• **DOCUMENT SEGMENT**
========================================

High school football programs opt for 8-man teams


(NewsNation) — The board of education in one northwestern Ohio city voted 5-0 Thursday on a proposal from Sebring High School to switch from an 11-man to an eight-man football team to enter the surrounding Northern 8 Football League for membership. 

Having always struggled with low participation numbers and inexperience, Sebring’s head principal, Brian Clark, told The Alliance Review his school doesn’t mind moving out of the Mahoning Valley Athletic Conference, which they’ve participated in since 2017 — at least not for football.

“We wanted to be proactive, professional and a responsible member by making the decision at this time,” Clark told the publication.

According to the local outlet, the school hadn’t had a winning season in 30 years and was hoping for a chance with the addition of new head coach Anthony Agresta to try something different.

“When Anthony took over the program, there were only 10 players on the roster,” Clark said. “He went out and got some more kids to come out, increasing the roster to 18, but seven players had never played organized football.”

Clark and Sebring’s high schools are not alone. NorthPointe Christian in Grand Rapids, Michigan, was reportedly a perennial playoff team in 11-man football before having to switch to eight-man football before the 2021 season.

Both Midwestern high school sports teams are representative of a nationwide trend, as high school sports participation is down 4% since the beginning of the COVID-19 pandemic, according to a September report from The National Federation of State High School Associations (NFHS).  

”As we see our kids returning to play, we’re looking at football numbers. They flux a little bit in terms of the type of program, but the kids are still engaged,” said National Federation of State High School Associates CEO Karissa Niehoff to NewsNation’s “Rush Hour” on Friday.

Education and ads about concussions and their role in brain injuries called chronic traumatic encephalopathy (CTE) are largely believed the be the reason behind the decline in participation.

”The symptoms present are depression, anxiety, ADHD, and schools and parents don’t realize that it could be because of repetitive hitting,” said Karen Zegel, founder of the Patrick Risha CTE Awareness Foundation, to NewsNation’s “Rush Hour” on Friday.

Zegal founded the foundation after her son, former college running back Patrick Risha, died by suicide and was found to have Level 2 CTE in his autopsy.

Additionally, big names such as Brett Favre have been urging parents to wait until their kids are 14 years of age to play tackle football.

There are ”a lot of aspects to when it’s OK to start to tackle, and it’s not just, I think, a, calendar age. It’s much more so about the development, player protection, coaching, education, and just knowing when each individual … is ready,” Zegal said.

========================================

• **PROVIDED DATA**
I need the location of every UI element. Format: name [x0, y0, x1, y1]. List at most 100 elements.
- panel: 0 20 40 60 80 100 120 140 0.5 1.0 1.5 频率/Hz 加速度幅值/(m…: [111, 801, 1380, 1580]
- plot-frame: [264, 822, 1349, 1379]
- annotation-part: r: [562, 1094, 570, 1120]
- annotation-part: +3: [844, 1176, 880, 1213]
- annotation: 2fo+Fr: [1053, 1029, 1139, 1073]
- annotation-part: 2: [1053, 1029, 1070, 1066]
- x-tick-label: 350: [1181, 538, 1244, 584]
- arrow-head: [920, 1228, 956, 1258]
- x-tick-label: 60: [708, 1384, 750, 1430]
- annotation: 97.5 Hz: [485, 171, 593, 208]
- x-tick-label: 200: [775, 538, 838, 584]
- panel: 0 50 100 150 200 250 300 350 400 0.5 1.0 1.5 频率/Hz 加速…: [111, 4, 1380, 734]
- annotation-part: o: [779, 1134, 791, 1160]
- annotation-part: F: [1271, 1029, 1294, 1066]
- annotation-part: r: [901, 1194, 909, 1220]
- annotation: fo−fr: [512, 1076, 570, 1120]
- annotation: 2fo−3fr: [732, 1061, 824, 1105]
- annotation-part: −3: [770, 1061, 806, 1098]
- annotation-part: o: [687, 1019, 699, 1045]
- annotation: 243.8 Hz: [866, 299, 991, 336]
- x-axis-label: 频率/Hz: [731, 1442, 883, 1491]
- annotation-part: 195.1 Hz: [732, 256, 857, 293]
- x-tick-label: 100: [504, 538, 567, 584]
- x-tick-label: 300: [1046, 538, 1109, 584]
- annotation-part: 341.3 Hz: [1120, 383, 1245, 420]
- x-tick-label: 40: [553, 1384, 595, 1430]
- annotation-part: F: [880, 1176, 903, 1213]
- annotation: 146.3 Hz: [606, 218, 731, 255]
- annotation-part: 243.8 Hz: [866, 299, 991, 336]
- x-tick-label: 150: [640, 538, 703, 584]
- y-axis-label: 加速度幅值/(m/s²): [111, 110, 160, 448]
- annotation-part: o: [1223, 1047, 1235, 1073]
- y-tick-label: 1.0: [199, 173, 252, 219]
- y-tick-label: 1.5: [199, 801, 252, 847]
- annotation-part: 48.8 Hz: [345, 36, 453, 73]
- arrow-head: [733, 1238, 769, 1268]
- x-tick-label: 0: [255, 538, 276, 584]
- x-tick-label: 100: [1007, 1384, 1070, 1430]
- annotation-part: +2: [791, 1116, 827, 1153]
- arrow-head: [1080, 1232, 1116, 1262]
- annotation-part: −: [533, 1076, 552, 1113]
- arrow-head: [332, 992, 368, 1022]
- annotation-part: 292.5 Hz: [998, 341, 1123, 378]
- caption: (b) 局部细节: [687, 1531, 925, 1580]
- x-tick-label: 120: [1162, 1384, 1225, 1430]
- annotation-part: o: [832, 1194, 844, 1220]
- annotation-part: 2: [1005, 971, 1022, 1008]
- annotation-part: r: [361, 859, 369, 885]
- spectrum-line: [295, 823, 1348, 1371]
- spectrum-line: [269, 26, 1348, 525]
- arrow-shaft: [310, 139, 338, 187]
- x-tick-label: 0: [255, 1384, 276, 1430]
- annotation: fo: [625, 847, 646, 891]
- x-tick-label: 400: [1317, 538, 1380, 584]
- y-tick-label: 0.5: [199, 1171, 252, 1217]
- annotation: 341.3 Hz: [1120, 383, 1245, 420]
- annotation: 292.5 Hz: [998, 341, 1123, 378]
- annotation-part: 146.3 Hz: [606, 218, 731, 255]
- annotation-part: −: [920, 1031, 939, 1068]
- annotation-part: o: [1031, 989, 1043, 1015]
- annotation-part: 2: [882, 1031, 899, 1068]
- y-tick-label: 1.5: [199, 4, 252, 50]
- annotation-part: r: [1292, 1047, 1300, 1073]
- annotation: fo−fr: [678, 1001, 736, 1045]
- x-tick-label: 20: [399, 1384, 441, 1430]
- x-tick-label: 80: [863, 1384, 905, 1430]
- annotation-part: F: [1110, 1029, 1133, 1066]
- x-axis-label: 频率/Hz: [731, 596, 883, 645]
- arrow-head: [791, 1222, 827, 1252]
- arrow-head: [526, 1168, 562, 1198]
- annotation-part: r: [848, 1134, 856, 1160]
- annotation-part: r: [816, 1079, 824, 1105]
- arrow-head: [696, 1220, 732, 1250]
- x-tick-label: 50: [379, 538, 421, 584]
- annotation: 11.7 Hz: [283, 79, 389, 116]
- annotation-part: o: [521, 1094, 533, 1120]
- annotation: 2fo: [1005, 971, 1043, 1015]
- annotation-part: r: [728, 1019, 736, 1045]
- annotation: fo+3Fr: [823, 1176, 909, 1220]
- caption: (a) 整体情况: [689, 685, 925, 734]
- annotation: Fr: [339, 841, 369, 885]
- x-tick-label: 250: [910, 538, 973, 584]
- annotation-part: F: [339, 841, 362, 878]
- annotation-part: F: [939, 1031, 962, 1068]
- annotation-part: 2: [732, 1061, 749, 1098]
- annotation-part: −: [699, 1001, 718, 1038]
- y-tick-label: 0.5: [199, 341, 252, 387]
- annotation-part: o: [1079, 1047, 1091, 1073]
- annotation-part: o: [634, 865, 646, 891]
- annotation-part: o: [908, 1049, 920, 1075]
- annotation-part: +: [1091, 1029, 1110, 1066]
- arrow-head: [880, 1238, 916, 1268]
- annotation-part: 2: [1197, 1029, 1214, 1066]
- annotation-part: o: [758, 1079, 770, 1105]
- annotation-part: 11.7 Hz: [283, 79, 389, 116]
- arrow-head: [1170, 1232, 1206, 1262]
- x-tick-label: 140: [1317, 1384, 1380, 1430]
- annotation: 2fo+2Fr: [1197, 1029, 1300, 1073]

========================================

• **THE PROBLEM**
Please restate the article on eight-man football starting at "Having always struggled" and ending at "not for football.", replacing "low participation numbers" with "small rosters".

• **SOLUTION FOR THIS TASK**
Having always struggled with small rosters and inexperience, Sebring’s head principal, Brian Clark, told The Alliance Review his school doesn’t mind moving out of the Mahoning Valley Athletic Conference, which they’ve participated in since 2017 — at least not for football.